**INFORMATION GIVEN:**

* Start *

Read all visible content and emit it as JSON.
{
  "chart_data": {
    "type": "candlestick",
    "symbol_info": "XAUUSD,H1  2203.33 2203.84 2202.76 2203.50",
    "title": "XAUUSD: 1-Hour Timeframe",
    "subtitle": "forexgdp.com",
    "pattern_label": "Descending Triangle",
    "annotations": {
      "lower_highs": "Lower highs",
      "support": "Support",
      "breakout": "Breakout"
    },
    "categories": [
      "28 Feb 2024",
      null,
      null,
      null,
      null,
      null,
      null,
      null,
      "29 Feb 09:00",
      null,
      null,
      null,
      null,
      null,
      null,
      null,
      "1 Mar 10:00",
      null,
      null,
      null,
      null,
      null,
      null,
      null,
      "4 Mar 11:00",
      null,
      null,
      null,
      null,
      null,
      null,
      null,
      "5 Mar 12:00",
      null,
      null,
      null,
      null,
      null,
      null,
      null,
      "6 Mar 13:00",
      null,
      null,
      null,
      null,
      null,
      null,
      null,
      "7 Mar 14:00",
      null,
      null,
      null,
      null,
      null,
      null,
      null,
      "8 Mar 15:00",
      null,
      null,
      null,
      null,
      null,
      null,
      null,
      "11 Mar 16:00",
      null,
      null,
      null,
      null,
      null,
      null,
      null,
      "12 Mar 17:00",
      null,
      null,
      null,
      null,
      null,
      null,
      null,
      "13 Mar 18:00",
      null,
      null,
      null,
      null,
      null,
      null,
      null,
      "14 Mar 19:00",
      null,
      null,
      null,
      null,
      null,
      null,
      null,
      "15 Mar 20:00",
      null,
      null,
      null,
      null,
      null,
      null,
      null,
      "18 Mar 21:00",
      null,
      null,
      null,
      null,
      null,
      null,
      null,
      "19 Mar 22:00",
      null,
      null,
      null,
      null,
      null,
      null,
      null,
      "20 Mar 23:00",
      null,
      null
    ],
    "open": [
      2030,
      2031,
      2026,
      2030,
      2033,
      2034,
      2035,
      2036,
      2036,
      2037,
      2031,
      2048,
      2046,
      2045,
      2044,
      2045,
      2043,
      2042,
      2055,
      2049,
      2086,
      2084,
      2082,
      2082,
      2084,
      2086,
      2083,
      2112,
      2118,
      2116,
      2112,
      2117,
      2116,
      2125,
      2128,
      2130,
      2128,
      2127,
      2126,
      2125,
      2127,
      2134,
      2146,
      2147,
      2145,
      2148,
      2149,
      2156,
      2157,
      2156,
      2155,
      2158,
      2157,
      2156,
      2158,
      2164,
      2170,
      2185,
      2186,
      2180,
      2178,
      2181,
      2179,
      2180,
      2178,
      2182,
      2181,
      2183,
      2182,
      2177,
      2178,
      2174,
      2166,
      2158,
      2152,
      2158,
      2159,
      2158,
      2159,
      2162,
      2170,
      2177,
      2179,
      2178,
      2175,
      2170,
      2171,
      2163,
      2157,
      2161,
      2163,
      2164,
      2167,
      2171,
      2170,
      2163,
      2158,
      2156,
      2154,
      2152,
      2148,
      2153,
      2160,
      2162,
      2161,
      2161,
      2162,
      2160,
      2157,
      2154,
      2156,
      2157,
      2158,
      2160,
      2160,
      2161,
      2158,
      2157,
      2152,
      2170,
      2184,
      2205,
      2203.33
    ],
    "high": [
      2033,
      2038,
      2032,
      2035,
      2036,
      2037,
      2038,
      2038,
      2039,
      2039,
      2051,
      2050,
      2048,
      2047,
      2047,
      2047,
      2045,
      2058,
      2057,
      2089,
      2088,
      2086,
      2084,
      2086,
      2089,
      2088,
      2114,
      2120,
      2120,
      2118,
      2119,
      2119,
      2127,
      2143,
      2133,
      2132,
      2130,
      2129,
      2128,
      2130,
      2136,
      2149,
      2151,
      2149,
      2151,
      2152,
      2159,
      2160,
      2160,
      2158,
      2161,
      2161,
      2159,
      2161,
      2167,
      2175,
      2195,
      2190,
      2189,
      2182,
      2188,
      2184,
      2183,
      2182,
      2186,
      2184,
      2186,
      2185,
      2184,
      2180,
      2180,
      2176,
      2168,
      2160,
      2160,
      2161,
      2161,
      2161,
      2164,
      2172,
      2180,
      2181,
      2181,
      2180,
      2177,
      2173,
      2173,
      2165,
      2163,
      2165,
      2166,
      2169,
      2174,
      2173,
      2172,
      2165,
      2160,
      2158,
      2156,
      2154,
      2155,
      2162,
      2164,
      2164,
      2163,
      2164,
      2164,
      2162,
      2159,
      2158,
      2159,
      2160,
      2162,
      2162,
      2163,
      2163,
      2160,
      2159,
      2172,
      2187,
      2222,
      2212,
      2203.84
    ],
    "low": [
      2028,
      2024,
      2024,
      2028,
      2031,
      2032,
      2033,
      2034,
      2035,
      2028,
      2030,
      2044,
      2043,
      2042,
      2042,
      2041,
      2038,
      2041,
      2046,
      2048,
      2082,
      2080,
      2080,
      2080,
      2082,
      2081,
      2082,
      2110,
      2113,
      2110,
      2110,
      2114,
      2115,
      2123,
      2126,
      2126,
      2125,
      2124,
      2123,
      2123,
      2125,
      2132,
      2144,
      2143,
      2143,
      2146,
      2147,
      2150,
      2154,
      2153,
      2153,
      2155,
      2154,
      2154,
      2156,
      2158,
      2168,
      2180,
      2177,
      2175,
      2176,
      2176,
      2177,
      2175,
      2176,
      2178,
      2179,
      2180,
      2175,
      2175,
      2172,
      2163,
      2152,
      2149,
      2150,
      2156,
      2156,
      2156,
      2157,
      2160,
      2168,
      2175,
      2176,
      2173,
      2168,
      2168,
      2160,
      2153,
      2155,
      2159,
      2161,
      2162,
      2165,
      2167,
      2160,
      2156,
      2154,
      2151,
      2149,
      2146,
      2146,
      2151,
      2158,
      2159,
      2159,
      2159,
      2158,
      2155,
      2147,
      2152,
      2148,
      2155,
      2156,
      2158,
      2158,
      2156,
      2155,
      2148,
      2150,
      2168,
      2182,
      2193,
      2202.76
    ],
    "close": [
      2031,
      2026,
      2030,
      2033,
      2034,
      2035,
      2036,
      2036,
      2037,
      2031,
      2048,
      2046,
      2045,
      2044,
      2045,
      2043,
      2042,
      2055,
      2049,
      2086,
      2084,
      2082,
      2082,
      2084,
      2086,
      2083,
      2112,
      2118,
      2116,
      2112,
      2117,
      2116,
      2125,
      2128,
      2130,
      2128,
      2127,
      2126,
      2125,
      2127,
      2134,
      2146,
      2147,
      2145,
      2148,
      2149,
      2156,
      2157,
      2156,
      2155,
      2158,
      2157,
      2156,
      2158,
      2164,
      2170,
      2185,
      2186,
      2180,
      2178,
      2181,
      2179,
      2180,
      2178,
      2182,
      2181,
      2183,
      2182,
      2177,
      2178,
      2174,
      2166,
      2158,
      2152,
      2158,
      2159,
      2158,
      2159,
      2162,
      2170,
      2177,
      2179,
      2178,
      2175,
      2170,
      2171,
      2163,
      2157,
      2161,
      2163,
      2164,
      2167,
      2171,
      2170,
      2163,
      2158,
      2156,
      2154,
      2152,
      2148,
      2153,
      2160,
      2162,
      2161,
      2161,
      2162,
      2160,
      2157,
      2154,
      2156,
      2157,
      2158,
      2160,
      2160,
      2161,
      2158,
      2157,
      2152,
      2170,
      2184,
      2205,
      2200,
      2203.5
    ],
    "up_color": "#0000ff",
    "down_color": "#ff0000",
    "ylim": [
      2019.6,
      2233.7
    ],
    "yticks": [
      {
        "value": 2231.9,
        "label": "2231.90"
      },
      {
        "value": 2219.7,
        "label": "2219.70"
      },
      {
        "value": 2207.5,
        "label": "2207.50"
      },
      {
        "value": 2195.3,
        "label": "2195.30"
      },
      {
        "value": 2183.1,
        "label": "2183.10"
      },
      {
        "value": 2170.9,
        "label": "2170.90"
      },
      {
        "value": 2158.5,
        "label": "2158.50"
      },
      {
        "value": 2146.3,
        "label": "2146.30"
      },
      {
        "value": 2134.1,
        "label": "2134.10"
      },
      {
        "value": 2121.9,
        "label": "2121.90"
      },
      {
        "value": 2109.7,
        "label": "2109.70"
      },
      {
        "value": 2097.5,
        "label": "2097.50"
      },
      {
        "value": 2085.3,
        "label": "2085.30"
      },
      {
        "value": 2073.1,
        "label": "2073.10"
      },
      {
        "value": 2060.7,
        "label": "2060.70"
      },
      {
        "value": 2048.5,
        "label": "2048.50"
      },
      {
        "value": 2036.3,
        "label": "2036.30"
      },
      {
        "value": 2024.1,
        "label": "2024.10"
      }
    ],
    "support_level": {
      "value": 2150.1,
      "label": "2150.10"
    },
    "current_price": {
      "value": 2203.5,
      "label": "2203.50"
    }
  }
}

* End *

**WORK TO BE COMPLETED:** In the records above, find each line holding "XAUUSD" and copy it.

**ANSWER TO THIS PROBLEM:**
    "symbol_info": "XAUUSD,H1  2203.33 2203.84 2202.76 2203.50",
    "title": "XAUUSD: 1-Hour Timeframe",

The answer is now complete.